## START

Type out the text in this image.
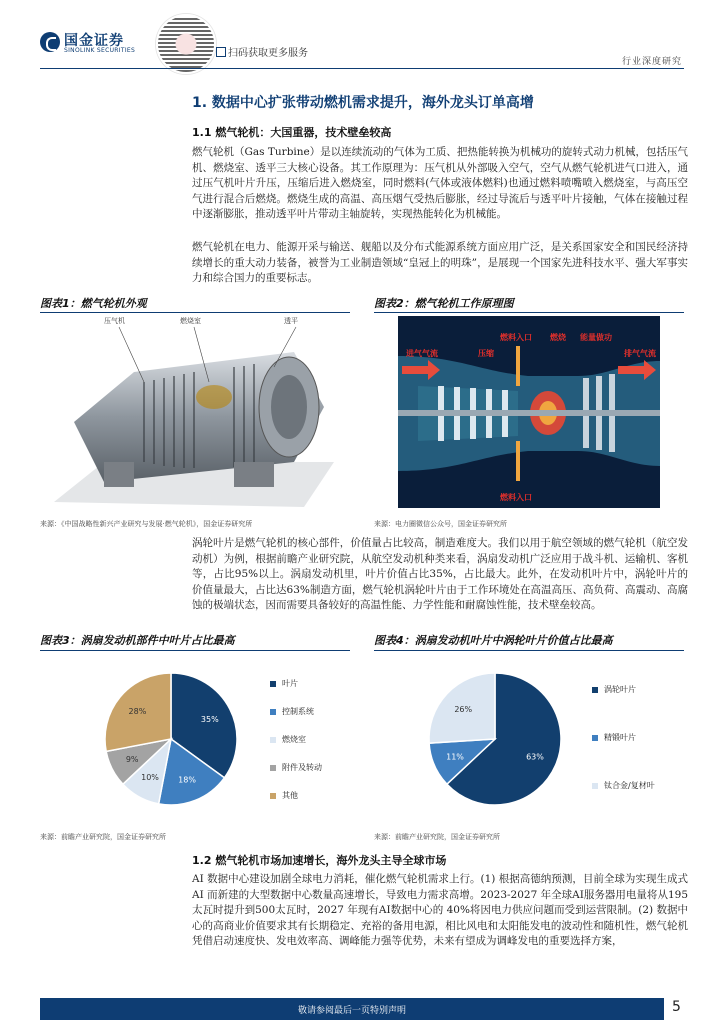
国金证券
SINOLINK SECURITIES	扫码获取更多服务
行业深度研究
1. 数据中心扩张带动燃机需求提升，海外龙头订单高增
1.1 燃气轮机：大国重器，技术壁垒较高
燃气轮机（Gas Turbine）是以连续流动的气体为工质、把热能转换为机械功的旋转式动力机械，包括压气机、燃烧室、透平三大核心设备。其工作原理为：压气机从外部吸入空气，空气从燃气轮机进气口进入，通过压气机叶片升压，压缩后进入燃烧室，同时燃料(气体或液体燃料)也通过燃料喷嘴喷入燃烧室，与高压空气进行混合后燃烧。燃烧生成的高温、高压烟气受热后膨胀，经过导流后与透平叶片接触，气体在接触过程中逐渐膨胀，推动透平叶片带动主轴旋转，实现热能转化为机械能。
燃气轮机在电力、能源开采与输送、舰船以及分布式能源系统方面应用广泛，是关系国家安全和国民经济持续增长的重大动力装备，被誉为工业制造领域“皇冠上的明珠”，是展现一个国家先进科技水平、强大军事实力和综合国力的重要标志。
图表1：燃气轮机外观	图表2：燃气轮机工作原理图
压气机	燃烧室	透平
进气气流	压缩
燃料入口 燃烧 能量做功
排气气流
燃料入口
来源：《中国战略性新兴产业研究与发展·燃气轮机》，国金证券研究所	来源：电力圈微信公众号，国金证券研究所
涡轮叶片是燃气轮机的核心部件，价值量占比较高，制造难度大。我们以用于航空领域的燃气轮机（航空发动机）为例，根据前瞻产业研究院，从航空发动机种类来看，涡扇发动机广泛应用于战斗机、运输机、客机等，占比95%以上。涡扇发动机里，叶片价值占比35%，占比最大。此外，在发动机叶片中，涡轮叶片的价值量最大，占比达63%制造方面，燃气轮机涡轮叶片由于工作环境处在高温高压、高负荷、高震动、高腐蚀的极端状态，因而需要具备较好的高温性能、力学性能和耐腐蚀性能，技术壁垒较高。
图表3：涡扇发动机部件中叶片占比最高	图表4：涡扇发动机叶片中涡轮叶片价值占比最高
35%
18%
10%
9%
28%
叶片
控制系统
燃烧室
附件及转动
其他
63%
11%
26%
涡轮叶片
精锻叶片
钛合金/复材叶
来源：前瞻产业研究院，国金证券研究所	来源：前瞻产业研究院，国金证券研究所
1.2 燃气轮机市场加速增长，海外龙头主导全球市场
AI 数据中心建设加剧全球电力消耗，催化燃气轮机需求上行。(1) 根据高德纳预测，目前全球为实现生成式 AI 而新建的大型数据中心数量高速增长，导致电力需求高增。2023-2027 年全球AI服务器用电量将从195太瓦时提升到500太瓦时，2027 年现有AI数据中心的 40%将因电力供应问题而受到运营限制。(2) 数据中心的高商业价值要求其有长期稳定、充裕的备用电源，相比风电和太阳能发电的波动性和随机性，燃气轮机凭借启动速度快、发电效率高、调峰能力强等优势，未来有望成为调峰发电的重要选择方案，
敬请参阅最后一页特别声明	5
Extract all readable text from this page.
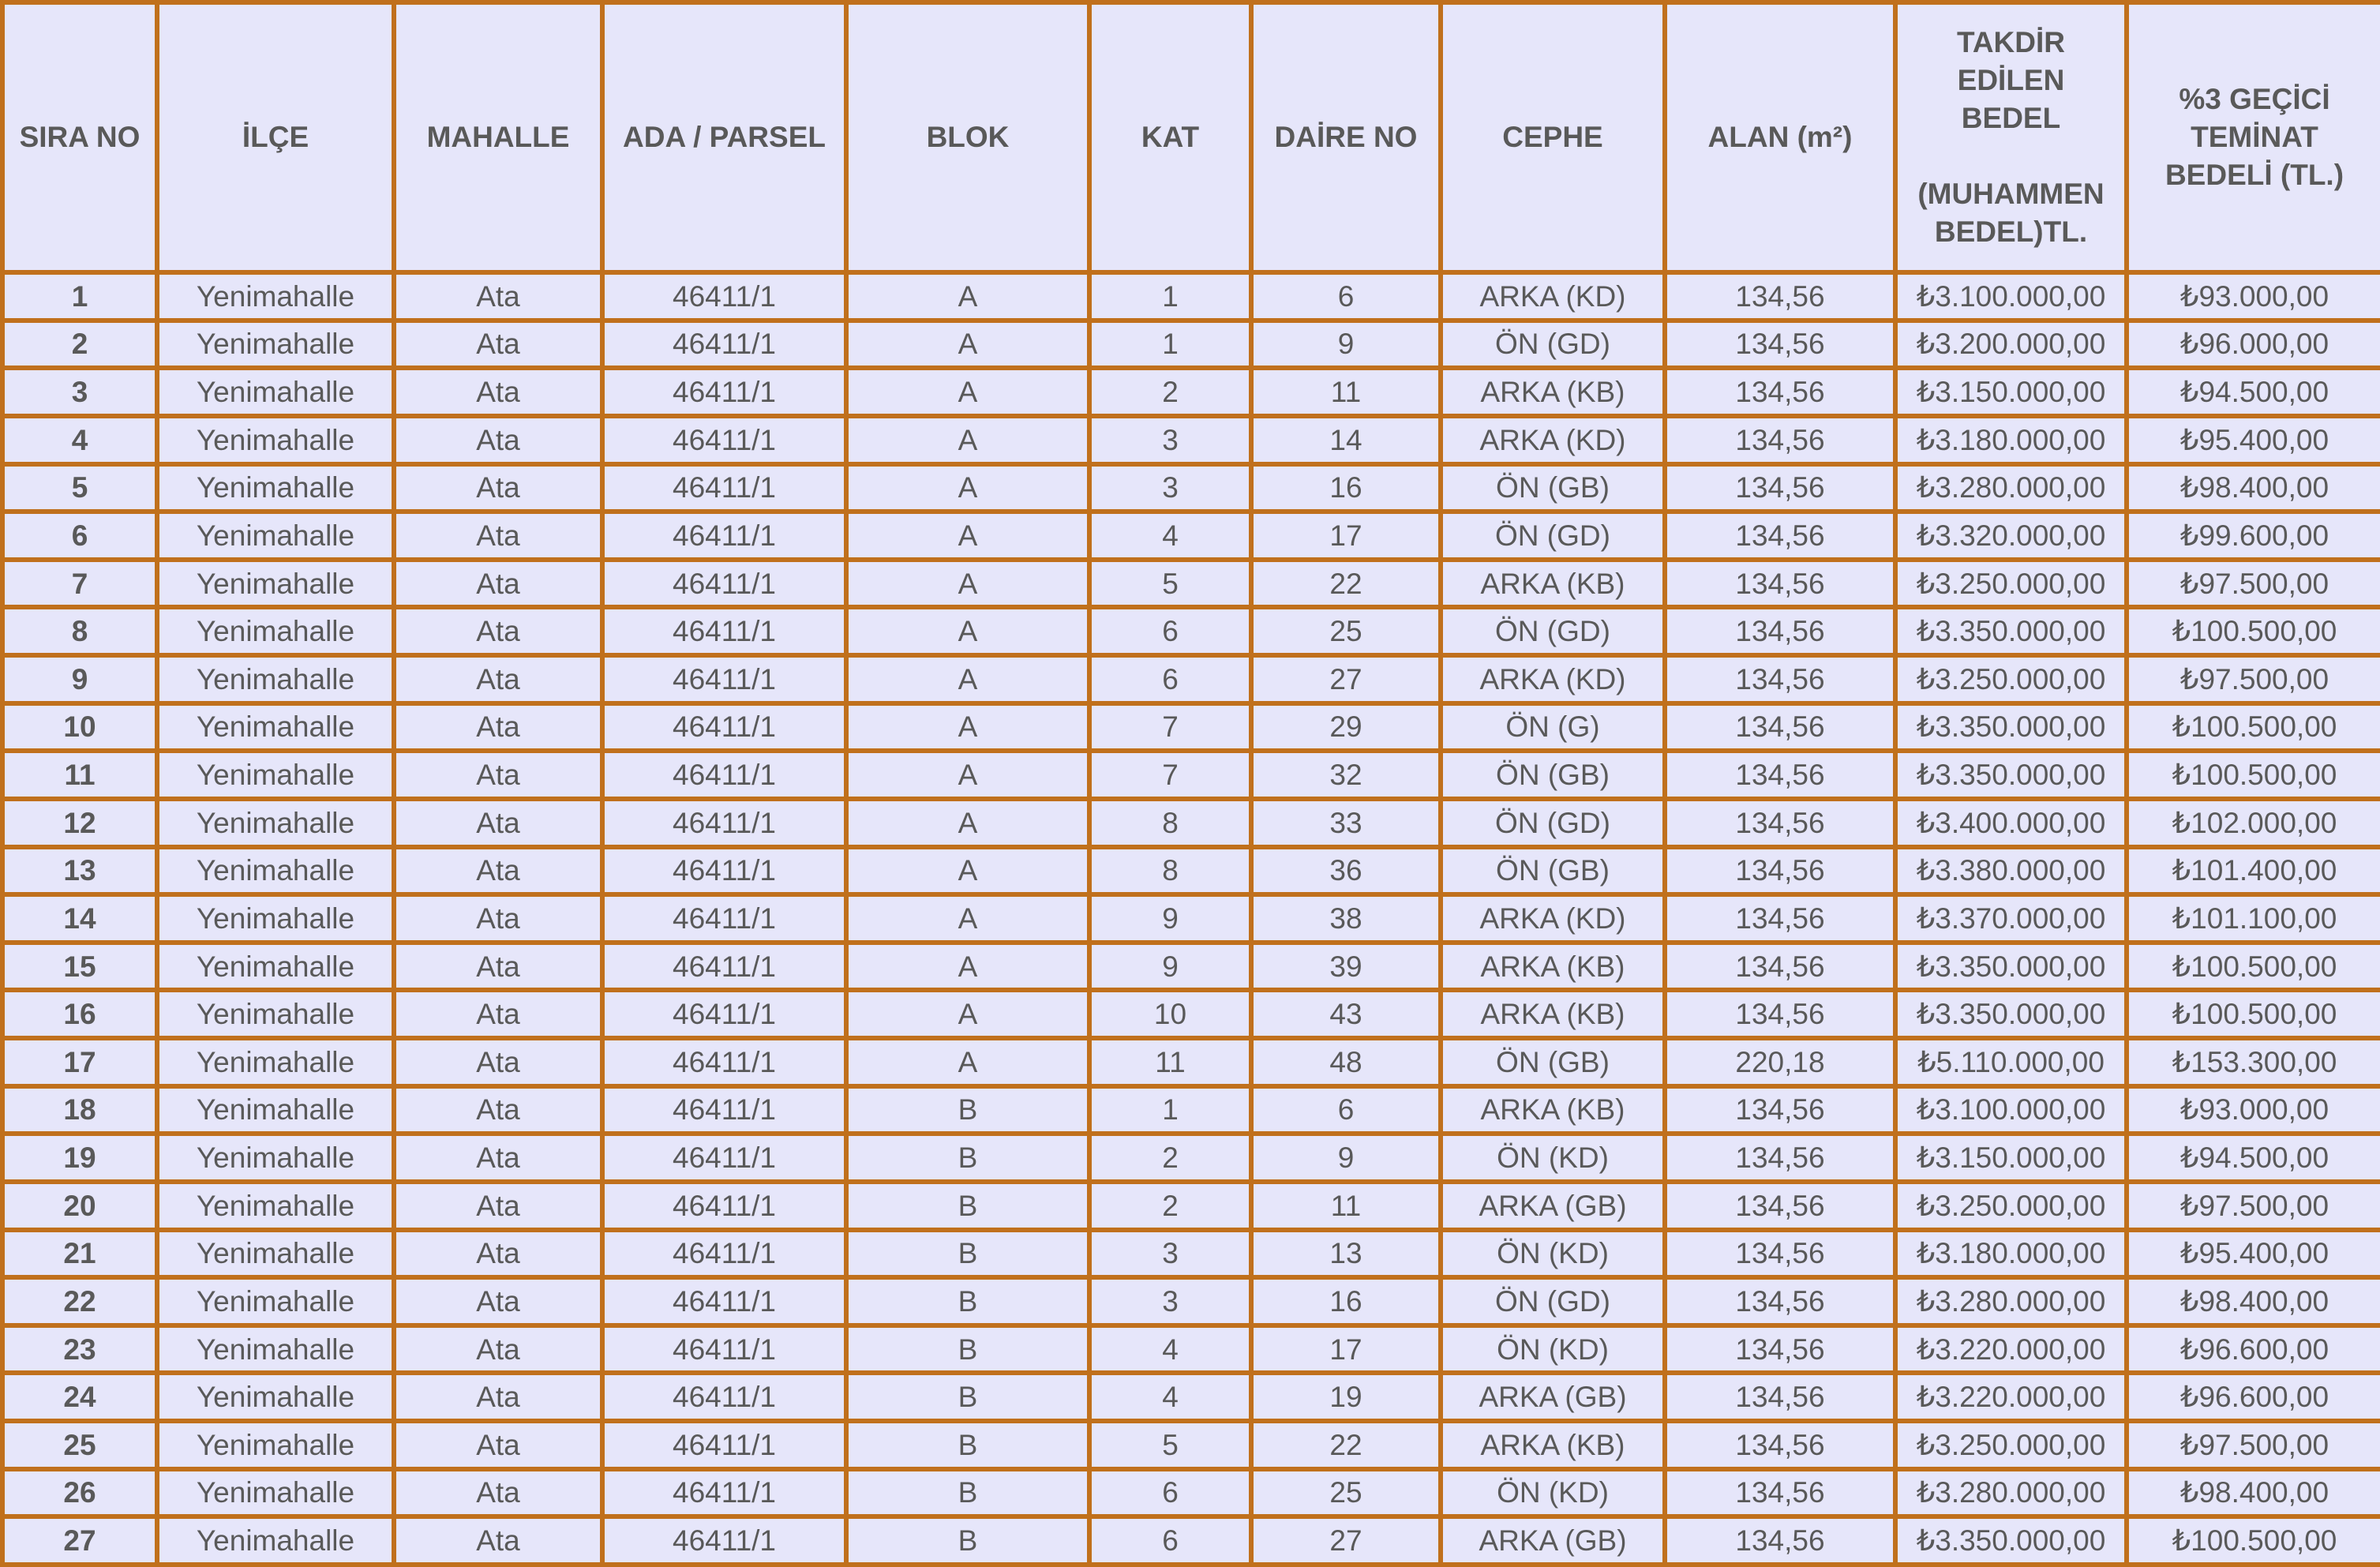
SIRA NO	İLÇE	MAHALLE	ADA / PARSEL	BLOK	KAT	DAİRE NO	CEPHE	ALAN (m²)	TAKDİR
EDİLEN
BEDEL
(MUHAMMEN
BEDEL)TL.	%3 GEÇİCİ
TEMİNAT
BEDELİ (TL.)

1	Yenimahalle	Ata	46411/1	A	1	6	ARKA (KD)	134,56	₺3.100.000,00	₺93.000,00
2	Yenimahalle	Ata	46411/1	A	1	9	ÖN (GD)	134,56	₺3.200.000,00	₺96.000,00
3	Yenimahalle	Ata	46411/1	A	2	11	ARKA (KB)	134,56	₺3.150.000,00	₺94.500,00
4	Yenimahalle	Ata	46411/1	A	3	14	ARKA (KD)	134,56	₺3.180.000,00	₺95.400,00
5	Yenimahalle	Ata	46411/1	A	3	16	ÖN (GB)	134,56	₺3.280.000,00	₺98.400,00
6	Yenimahalle	Ata	46411/1	A	4	17	ÖN (GD)	134,56	₺3.320.000,00	₺99.600,00
7	Yenimahalle	Ata	46411/1	A	5	22	ARKA (KB)	134,56	₺3.250.000,00	₺97.500,00
8	Yenimahalle	Ata	46411/1	A	6	25	ÖN (GD)	134,56	₺3.350.000,00	₺100.500,00
9	Yenimahalle	Ata	46411/1	A	6	27	ARKA (KD)	134,56	₺3.250.000,00	₺97.500,00
10	Yenimahalle	Ata	46411/1	A	7	29	ÖN (G)	134,56	₺3.350.000,00	₺100.500,00
11	Yenimahalle	Ata	46411/1	A	7	32	ÖN (GB)	134,56	₺3.350.000,00	₺100.500,00
12	Yenimahalle	Ata	46411/1	A	8	33	ÖN (GD)	134,56	₺3.400.000,00	₺102.000,00
13	Yenimahalle	Ata	46411/1	A	8	36	ÖN (GB)	134,56	₺3.380.000,00	₺101.400,00
14	Yenimahalle	Ata	46411/1	A	9	38	ARKA (KD)	134,56	₺3.370.000,00	₺101.100,00
15	Yenimahalle	Ata	46411/1	A	9	39	ARKA (KB)	134,56	₺3.350.000,00	₺100.500,00
16	Yenimahalle	Ata	46411/1	A	10	43	ARKA (KB)	134,56	₺3.350.000,00	₺100.500,00
17	Yenimahalle	Ata	46411/1	A	11	48	ÖN (GB)	220,18	₺5.110.000,00	₺153.300,00
18	Yenimahalle	Ata	46411/1	B	1	6	ARKA (KB)	134,56	₺3.100.000,00	₺93.000,00
19	Yenimahalle	Ata	46411/1	B	2	9	ÖN (KD)	134,56	₺3.150.000,00	₺94.500,00
20	Yenimahalle	Ata	46411/1	B	2	11	ARKA (GB)	134,56	₺3.250.000,00	₺97.500,00
21	Yenimahalle	Ata	46411/1	B	3	13	ÖN (KD)	134,56	₺3.180.000,00	₺95.400,00
22	Yenimahalle	Ata	46411/1	B	3	16	ÖN (GD)	134,56	₺3.280.000,00	₺98.400,00
23	Yenimahalle	Ata	46411/1	B	4	17	ÖN (KD)	134,56	₺3.220.000,00	₺96.600,00
24	Yenimahalle	Ata	46411/1	B	4	19	ARKA (GB)	134,56	₺3.220.000,00	₺96.600,00
25	Yenimahalle	Ata	46411/1	B	5	22	ARKA (KB)	134,56	₺3.250.000,00	₺97.500,00
26	Yenimahalle	Ata	46411/1	B	6	25	ÖN (KD)	134,56	₺3.280.000,00	₺98.400,00
27	Yenimahalle	Ata	46411/1	B	6	27	ARKA (GB)	134,56	₺3.350.000,00	₺100.500,00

## END

Aim of the exercise: Show the lines that mention the word "技术壁垒较高".

In response:
1.1 燃气轮机：大国重器，技术壁垒较高
涡轮叶片是燃气轮机的核心部件，价值量占比较高，制造难度大。我们以用于航空领域的燃气轮机（航空发动机）为例，根据前瞻产业研究院，从航空发动机种类来看，涡扇发动机广泛应用于战斗机、运输机、客机等，占比95%以上。涡扇发动机里，叶片价值占比35%，占比最大。此外，在发动机叶片中，涡轮叶片的价值量最大，占比达63%制造方面，燃气轮机涡轮叶片由于工作环境处在高温高压、高负荷、高震动、高腐蚀的极端状态，因而需要具备较好的高温性能、力学性能和耐腐蚀性能，技术壁垒较高。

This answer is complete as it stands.